= Stated problem =
Copy out every line that contains the word "kind".

Dataset listings of figures

· · ·

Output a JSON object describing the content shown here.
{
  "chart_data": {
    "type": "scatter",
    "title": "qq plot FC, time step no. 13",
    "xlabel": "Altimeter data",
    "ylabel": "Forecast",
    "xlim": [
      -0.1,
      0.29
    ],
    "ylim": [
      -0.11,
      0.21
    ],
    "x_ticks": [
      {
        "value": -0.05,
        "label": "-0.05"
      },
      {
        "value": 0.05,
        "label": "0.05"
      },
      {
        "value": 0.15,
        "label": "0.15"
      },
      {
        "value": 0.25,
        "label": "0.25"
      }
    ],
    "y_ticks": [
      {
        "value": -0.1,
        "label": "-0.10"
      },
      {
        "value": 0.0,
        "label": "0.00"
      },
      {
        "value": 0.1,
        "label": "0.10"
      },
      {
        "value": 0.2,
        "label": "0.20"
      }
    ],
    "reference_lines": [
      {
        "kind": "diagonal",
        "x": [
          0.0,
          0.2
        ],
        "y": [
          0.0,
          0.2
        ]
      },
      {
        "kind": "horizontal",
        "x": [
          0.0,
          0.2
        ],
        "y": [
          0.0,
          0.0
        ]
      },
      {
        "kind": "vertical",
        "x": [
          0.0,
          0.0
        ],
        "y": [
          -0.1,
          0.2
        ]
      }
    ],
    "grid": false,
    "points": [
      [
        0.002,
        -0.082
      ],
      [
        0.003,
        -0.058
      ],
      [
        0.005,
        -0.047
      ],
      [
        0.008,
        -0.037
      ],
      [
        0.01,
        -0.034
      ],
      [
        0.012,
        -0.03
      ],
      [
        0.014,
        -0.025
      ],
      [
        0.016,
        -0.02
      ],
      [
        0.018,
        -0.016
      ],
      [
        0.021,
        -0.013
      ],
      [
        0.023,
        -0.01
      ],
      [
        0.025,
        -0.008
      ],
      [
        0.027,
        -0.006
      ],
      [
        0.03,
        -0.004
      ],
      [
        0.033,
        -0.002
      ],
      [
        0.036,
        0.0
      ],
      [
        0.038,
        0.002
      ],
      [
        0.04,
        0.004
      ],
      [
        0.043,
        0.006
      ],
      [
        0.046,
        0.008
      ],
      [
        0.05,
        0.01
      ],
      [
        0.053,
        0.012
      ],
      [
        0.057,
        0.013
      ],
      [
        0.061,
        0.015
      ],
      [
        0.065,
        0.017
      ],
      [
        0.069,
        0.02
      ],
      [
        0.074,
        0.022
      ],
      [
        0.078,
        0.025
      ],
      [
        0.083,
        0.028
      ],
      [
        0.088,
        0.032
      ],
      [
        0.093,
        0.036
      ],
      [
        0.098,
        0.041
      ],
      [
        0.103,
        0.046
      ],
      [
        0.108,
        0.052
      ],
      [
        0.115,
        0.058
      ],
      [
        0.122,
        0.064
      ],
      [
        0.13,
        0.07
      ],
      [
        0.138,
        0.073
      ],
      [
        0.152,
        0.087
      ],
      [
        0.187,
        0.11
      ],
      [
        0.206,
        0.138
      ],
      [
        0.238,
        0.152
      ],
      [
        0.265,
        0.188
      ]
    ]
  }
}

· · ·

= The result =
        "kind": "diagonal",
        "kind": "horizontal",
        "kind": "vertical",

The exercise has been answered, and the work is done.